* **TASK DETAILS**
Tally the lines that include "през". Output the number only.

───── MATERIAL SHOWN ─────

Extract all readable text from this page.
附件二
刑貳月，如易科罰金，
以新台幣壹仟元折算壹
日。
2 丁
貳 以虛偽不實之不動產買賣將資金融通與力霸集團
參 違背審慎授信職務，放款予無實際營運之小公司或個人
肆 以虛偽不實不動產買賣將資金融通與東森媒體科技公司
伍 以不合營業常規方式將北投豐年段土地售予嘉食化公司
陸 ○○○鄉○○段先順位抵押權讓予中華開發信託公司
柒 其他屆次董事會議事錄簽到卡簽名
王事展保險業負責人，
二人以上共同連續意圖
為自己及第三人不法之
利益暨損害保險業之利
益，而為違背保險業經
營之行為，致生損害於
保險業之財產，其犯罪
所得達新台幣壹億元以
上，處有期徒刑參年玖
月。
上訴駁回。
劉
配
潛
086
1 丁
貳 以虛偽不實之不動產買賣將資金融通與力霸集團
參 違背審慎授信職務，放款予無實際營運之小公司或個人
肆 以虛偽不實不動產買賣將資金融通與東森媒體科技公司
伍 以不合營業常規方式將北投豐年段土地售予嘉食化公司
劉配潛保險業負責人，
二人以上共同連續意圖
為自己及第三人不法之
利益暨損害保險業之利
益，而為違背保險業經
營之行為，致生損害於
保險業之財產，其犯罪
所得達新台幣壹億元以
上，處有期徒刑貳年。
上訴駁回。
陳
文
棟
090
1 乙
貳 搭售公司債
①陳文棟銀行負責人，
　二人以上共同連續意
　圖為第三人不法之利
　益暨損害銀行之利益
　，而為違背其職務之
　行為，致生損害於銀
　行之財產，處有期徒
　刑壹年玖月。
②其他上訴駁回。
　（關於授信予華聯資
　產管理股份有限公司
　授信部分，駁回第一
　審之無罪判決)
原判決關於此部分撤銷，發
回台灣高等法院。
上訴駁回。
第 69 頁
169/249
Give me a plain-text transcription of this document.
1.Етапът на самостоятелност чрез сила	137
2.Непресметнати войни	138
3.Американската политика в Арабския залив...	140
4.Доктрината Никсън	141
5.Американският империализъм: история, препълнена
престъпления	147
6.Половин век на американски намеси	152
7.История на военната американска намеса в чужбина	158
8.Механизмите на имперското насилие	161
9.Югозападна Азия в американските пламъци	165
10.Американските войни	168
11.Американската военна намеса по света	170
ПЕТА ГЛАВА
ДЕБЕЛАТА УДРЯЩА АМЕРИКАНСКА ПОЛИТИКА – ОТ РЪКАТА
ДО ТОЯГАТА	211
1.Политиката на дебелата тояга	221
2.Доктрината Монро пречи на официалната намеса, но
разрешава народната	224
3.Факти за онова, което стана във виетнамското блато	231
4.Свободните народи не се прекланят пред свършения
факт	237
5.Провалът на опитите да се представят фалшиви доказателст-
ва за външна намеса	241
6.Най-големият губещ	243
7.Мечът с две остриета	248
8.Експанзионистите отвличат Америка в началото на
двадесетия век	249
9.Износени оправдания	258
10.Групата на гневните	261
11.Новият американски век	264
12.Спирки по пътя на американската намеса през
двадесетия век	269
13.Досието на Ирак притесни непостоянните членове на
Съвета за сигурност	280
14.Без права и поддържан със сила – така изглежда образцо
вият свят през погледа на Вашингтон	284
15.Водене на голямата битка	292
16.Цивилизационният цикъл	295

─────

* **ANSWER IN FULL**
2